Stored items from a collection
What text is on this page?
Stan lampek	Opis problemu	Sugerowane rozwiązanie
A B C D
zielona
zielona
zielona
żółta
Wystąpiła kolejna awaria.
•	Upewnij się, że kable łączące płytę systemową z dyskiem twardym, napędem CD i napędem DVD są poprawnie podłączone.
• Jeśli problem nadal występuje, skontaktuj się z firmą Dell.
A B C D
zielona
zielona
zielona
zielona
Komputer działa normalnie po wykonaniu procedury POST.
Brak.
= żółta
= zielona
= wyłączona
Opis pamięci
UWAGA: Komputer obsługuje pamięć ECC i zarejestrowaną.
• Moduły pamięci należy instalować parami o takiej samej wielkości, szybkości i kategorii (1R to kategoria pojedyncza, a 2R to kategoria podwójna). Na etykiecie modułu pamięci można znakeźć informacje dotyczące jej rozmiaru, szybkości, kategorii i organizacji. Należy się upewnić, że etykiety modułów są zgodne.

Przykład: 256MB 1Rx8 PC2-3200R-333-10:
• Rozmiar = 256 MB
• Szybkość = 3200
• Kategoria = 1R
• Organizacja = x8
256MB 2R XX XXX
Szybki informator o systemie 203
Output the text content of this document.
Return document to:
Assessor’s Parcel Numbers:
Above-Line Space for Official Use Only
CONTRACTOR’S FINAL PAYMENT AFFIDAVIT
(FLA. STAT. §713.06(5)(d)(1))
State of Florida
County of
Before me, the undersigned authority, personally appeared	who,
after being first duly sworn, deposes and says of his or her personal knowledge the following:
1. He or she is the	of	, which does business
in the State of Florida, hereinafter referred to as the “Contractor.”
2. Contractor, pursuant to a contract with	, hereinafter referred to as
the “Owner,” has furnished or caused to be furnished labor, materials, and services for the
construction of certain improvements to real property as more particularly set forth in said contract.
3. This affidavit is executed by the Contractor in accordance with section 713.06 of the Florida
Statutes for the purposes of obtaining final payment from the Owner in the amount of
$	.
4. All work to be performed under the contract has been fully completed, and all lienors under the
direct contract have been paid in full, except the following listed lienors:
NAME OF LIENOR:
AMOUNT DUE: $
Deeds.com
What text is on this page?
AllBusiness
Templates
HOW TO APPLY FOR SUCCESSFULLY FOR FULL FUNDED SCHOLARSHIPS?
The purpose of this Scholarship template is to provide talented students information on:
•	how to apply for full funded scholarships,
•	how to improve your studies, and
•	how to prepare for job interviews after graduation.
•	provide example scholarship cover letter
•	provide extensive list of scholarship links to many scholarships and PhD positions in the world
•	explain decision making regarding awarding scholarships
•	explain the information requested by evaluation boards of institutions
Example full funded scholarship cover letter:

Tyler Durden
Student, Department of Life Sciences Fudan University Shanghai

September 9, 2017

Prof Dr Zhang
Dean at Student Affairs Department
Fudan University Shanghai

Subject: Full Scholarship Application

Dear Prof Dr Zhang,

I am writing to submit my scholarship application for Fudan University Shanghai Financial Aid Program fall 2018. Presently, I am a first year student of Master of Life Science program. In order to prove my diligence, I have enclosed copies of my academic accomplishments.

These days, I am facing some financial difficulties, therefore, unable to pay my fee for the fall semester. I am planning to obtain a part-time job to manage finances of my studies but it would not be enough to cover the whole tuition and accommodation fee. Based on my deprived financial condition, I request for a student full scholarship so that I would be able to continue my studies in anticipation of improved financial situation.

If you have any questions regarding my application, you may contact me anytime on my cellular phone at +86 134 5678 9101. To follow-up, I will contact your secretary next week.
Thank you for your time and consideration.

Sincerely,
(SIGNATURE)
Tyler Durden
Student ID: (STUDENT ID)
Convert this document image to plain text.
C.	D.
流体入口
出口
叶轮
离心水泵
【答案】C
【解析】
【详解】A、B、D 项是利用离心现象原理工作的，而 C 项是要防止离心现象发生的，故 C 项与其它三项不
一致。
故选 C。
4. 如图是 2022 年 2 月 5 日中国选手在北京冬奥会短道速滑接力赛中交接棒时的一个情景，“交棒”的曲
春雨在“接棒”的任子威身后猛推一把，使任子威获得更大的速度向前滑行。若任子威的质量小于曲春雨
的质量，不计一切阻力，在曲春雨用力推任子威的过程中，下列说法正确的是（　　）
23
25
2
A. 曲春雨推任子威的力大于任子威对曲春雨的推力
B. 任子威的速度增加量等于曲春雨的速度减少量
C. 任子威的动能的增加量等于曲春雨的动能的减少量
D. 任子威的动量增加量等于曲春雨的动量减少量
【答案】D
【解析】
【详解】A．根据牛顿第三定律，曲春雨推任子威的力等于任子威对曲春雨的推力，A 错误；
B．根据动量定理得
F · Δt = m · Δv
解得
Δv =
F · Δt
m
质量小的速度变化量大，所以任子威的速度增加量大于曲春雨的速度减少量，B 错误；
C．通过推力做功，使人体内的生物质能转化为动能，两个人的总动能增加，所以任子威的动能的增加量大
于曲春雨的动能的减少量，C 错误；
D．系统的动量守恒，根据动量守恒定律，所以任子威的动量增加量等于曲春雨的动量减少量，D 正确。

### Instructions to follow
From the entries above, copy out every line where the string "University" appears.

### Result
Student, Department of Life Sciences Fudan University Shanghai
Fudan University Shanghai
I am writing to submit my scholarship application for Fudan University Shanghai Financial Aid Program fall 2018. Presently, I am a first year student of Master of Life Science program. In order to prove my diligence, I have enclosed copies of my academic accomplishments.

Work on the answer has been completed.